> Selected excerpt
○ ○ ○

As you all know I started a new job in November 2007 and it has changed my life drastically in all aspects. I absolutely
love my job. I have learn new things every day. I love what I do. It is very challenging and there is pressure . There are
alot of deadlines to meet. I keep amazing myself . I have been traveling alot which come with the job . The family is doing really good. Growing pains of course. Scottie turned 17 in December and BEbe turned 16 , mike turned 15 in february and risa turned 10 also in february. The kids have had to adjust to me being gone sometimes a week at a time but they seem to undertand the reason why. "M" has been the one to change drastically. He has stepped in and taken my role with the kids. He cooks for them and has even taken up playing chauffeur. I am really proud of him. My sister is about to leave for IRAQ again. She is stationed in Germany BUT is in Carolina right now . She is suppose to be visiting me before she leaves.
I cannot believe how quick this year is going by! Can you all believe we are already in March ! I hope all of you are doing well , I have alot of visiting to do ! Suzie Q , I hope u are doing well , I thought of you the other day. Hey Mitch !!! hope all is well ! Well you all I will scheck you all out and I think I am going to give me page an update !
 
Kisses :
 
Rennie
11月14日

Who is She?

I'm here !!! I did not forget about y'all jusst been very consumed !! I have started the new job and it is unbeliveable !!! I never in a million trillion years thought I could land a job like this. First of all I have to thank my parents ,they were instrumental in me starting the job prepared. There were things that I needed that I was not able to get and they helped me acquire them. I would not have been able to begin this new adventure without the help of my parents. I guess no matter how old we are we are still someones children. Well now the job is one big piece of heaven. I am in training right now but so far I love it. I will be traveling at least one week out of every month. I will be in and out of the office. I am not micro managed by any means. I was given a credit card , they set up an account @ enterprise rent a car for me , I was given a cell phone allowance , etc. I was alsso given my portfolio which includes 27 properties. It is definitely going to be a challenge but I am up for it !!! The drive is an hour long so 2 hours a day 1 up and 1 back. I usually get home about 6 :15 and the drive is pretty easy. I like the people that I work with they are all very mature. I made a really good decision. Now "M" is giving me hell , he is giving me the silent treatment and wanted me to turn it down but as you know that did not happen. This is onlythe begining . My life is definitely changing. I can only go up now !! The kids are doing okay with the transition. I get up @ 5am and get rissa up and we leave the house @ 6:15 am , I drop her off @ the sitters and she catches the bus from there and I head off to work. The boys are doing okay. I am really content with my professional life right now , hint, hint.I hope you all are doing well. I am going to visit your pages in a minute . Can you all believe this year is almost over ? time sure flew by this year. Another year come and gone. Well I will end with this :
 
Who Is She  : By : Irene
Who is she? Am I she?

○ ○ ○

> Data section
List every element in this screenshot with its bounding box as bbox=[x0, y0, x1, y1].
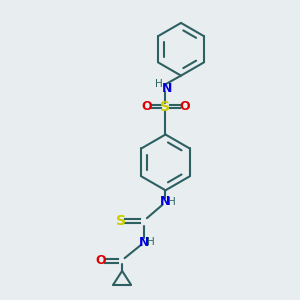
Text: S: S bbox=[116, 214, 126, 228]
Text: N: N bbox=[160, 195, 171, 208]
Text: H: H bbox=[168, 197, 176, 207]
Text: O: O bbox=[179, 100, 190, 113]
Text: O: O bbox=[141, 100, 152, 113]
Text: S: S bbox=[160, 100, 170, 114]
Text: H: H bbox=[155, 79, 163, 89]
Text: N: N bbox=[139, 236, 149, 249]
Text: H: H bbox=[147, 237, 154, 247]
Text: N: N bbox=[162, 82, 172, 94]
Text: O: O bbox=[95, 254, 106, 267]
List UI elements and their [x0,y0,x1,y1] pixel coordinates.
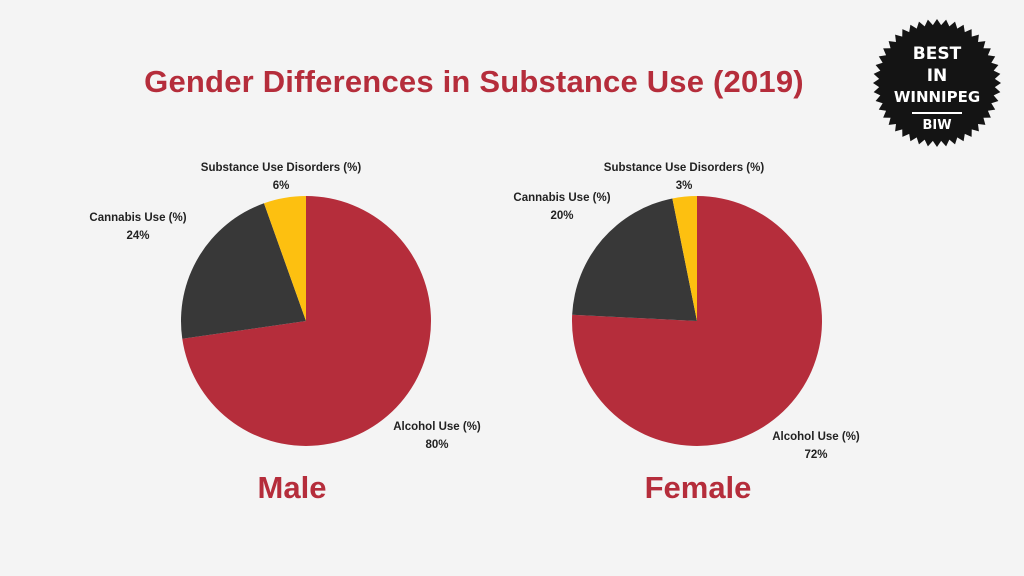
badge-line-1: BEST [912,44,962,64]
female-cannabis-slice [572,198,697,321]
badge-line-3: WINNIPEG [893,88,981,106]
male-disorders-slice [263,196,306,321]
female-chart-label: Female [644,470,752,505]
female-cannabis-value-label: 20% [550,210,573,222]
male-alcohol-label: Alcohol Use (%) [393,421,481,433]
female-alcohol-slice [571,196,822,447]
best-in-winnipeg-logo: BEST IN WINNIPEG BIW [872,18,1002,148]
female-disorders-label: Substance Use Disorders (%) [604,162,765,174]
male-disorders-value-label: 6% [273,180,290,192]
female-disorders-value-label: 3% [676,180,693,192]
male-cannabis-slice [180,203,306,339]
badge-divider [912,112,962,114]
badge-line-4: BIW [922,118,952,133]
chart-title: Gender Differences in Substance Use (201… [144,64,804,99]
badge-line-2: IN [926,66,948,86]
female-alcohol-label: Alcohol Use (%) [772,431,860,443]
female-alcohol-value-label: 72% [804,449,827,461]
male-chart-label: Male [257,470,327,505]
male-cannabis-value-label: 24% [126,230,149,242]
female-disorders-slice [672,196,697,321]
badge-seal-shape [873,19,1001,147]
male-disorders-label: Substance Use Disorders (%) [201,162,362,174]
male-cannabis-label: Cannabis Use (%) [89,212,186,224]
male-alcohol-slice [182,196,431,446]
female-cannabis-label: Cannabis Use (%) [513,192,610,204]
male-alcohol-value-label: 80% [425,439,448,451]
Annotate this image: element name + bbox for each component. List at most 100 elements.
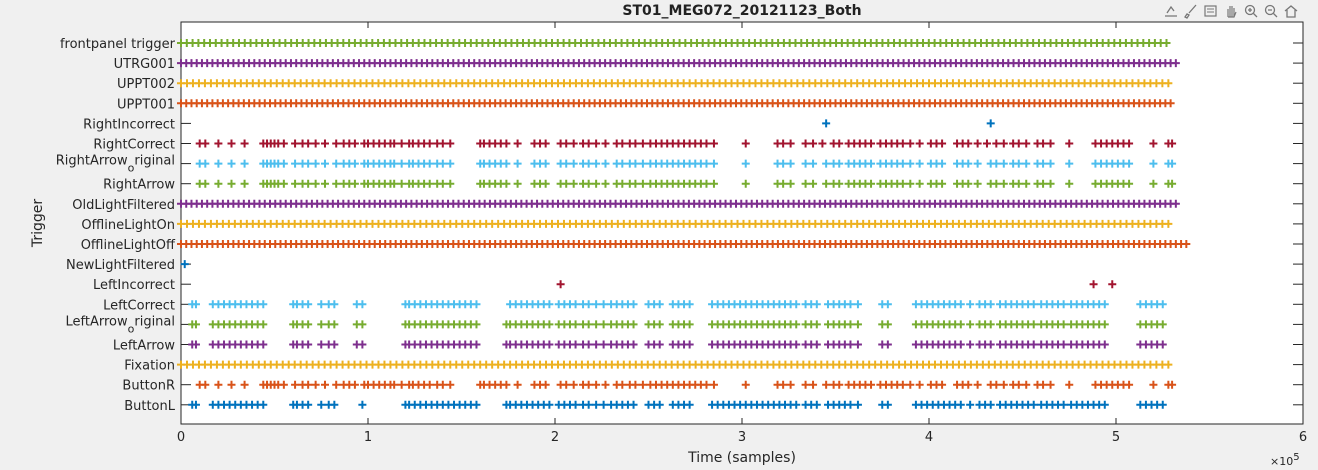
data-point <box>846 320 855 329</box>
data-point <box>569 380 578 389</box>
data-point <box>1039 179 1048 188</box>
x-tick-label: 5 <box>1112 430 1120 445</box>
data-point <box>330 320 339 329</box>
data-point <box>638 139 647 148</box>
data-point <box>822 159 831 168</box>
zoom-out-icon[interactable] <box>1262 2 1280 20</box>
data-point <box>938 159 947 168</box>
data-point <box>446 159 455 168</box>
data-point <box>227 159 236 168</box>
data-point <box>1046 139 1055 148</box>
data-point <box>601 139 610 148</box>
data-point <box>812 320 821 329</box>
data-point <box>350 179 359 188</box>
y-tick-label: LeftIncorrect <box>93 278 175 293</box>
data-point <box>358 300 367 309</box>
data-point <box>191 340 200 349</box>
data-point <box>966 340 975 349</box>
data-point <box>956 300 965 309</box>
data-point <box>973 139 982 148</box>
series-utrg001 <box>177 59 1180 68</box>
data-point <box>964 179 973 188</box>
data-point <box>992 179 1001 188</box>
brush-icon[interactable] <box>1182 2 1200 20</box>
y-tick-label: RightArroworiginal <box>56 154 175 175</box>
series-oldlightfiltered <box>177 199 1180 208</box>
y-tick-label: UPPT002 <box>117 77 175 92</box>
data-point <box>191 300 200 309</box>
data-point <box>982 139 991 148</box>
data-point <box>1168 159 1177 168</box>
data-point <box>1065 380 1074 389</box>
data-point <box>999 380 1008 389</box>
data-point <box>835 380 844 389</box>
data-point <box>397 139 406 148</box>
data-point <box>938 139 947 148</box>
data-point <box>332 159 341 168</box>
datatip-icon[interactable] <box>1202 2 1220 20</box>
data-point <box>1014 380 1023 389</box>
x-exponent: ×105 <box>1270 452 1300 468</box>
data-point <box>801 179 810 188</box>
data-point <box>1125 380 1134 389</box>
data-point <box>397 179 406 188</box>
data-point <box>358 400 367 409</box>
data-point <box>311 380 320 389</box>
data-point <box>1100 400 1109 409</box>
data-point <box>472 400 481 409</box>
data-point <box>898 179 907 188</box>
data-point <box>584 340 593 349</box>
data-point <box>1059 300 1068 309</box>
data-point <box>513 159 522 168</box>
data-point <box>541 139 550 148</box>
data-point <box>472 320 481 329</box>
data-point <box>599 320 608 329</box>
data-point <box>562 159 571 168</box>
data-point <box>1168 380 1177 389</box>
home-icon[interactable] <box>1282 2 1300 20</box>
data-point <box>291 380 300 389</box>
data-point <box>1065 159 1074 168</box>
x-tick-label: 2 <box>551 430 559 445</box>
data-point <box>291 159 300 168</box>
data-point <box>915 139 924 148</box>
data-point <box>320 179 329 188</box>
data-point <box>304 320 313 329</box>
data-point <box>425 159 434 168</box>
data-point <box>801 139 810 148</box>
data-point <box>227 380 236 389</box>
data-point <box>835 139 844 148</box>
data-point <box>545 300 554 309</box>
data-point <box>779 139 788 148</box>
data-point <box>867 139 876 148</box>
data-point <box>201 139 210 148</box>
data-point <box>867 179 876 188</box>
data-point <box>809 159 818 168</box>
y-tick-label: ButtonL <box>124 399 176 414</box>
data-point <box>240 380 249 389</box>
data-point <box>1162 39 1171 47</box>
data-point <box>446 380 455 389</box>
data-point <box>702 159 711 168</box>
data-point <box>1125 159 1134 168</box>
series-rightcorrect <box>195 139 1177 148</box>
data-point <box>1046 179 1055 188</box>
data-point <box>1108 280 1117 289</box>
data-point <box>291 139 300 148</box>
data-point <box>599 340 608 349</box>
data-point <box>592 340 601 349</box>
data-point <box>1065 139 1074 148</box>
y-tick-label: LeftArroworiginal <box>66 314 176 335</box>
zoom-in-icon[interactable] <box>1242 2 1260 20</box>
data-point <box>812 400 821 409</box>
data-point <box>599 400 608 409</box>
pan-icon[interactable] <box>1222 2 1240 20</box>
data-point <box>986 340 995 349</box>
data-point <box>964 159 973 168</box>
data-point <box>809 179 818 188</box>
data-point <box>956 320 965 329</box>
data-point <box>317 340 326 349</box>
export-icon[interactable] <box>1162 2 1180 20</box>
data-point <box>446 179 455 188</box>
chart-title: ST01_MEG072_20121123_Both <box>622 3 861 19</box>
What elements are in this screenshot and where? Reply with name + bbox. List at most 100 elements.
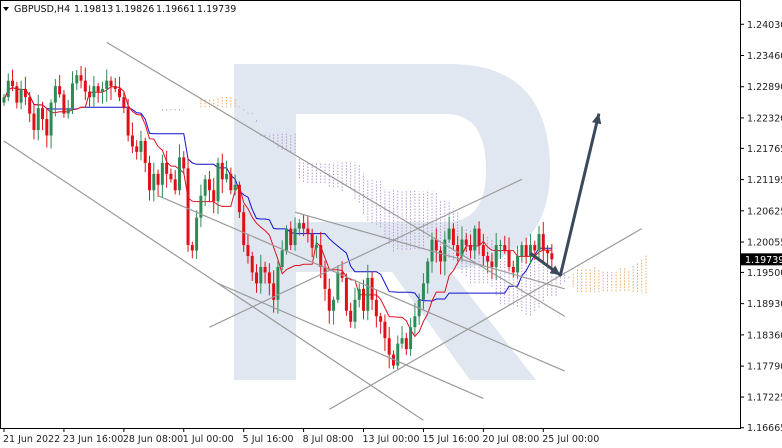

○ ○ ○

> What the exercise asks
Reproduce the stretch of the new-job blog post from "I cannot believe" through "an update !".

> Task answer
I cannot believe how quick this year is going by! Can you all believe we are already in March ! I hope all of you are doing well , I have alot of visiting to do ! Suzie Q , I hope u are doing well , I thought of you the other day. Hey Mitch !!! hope all is well ! Well you all I will scheck you all out and I think I am going to give me page an update !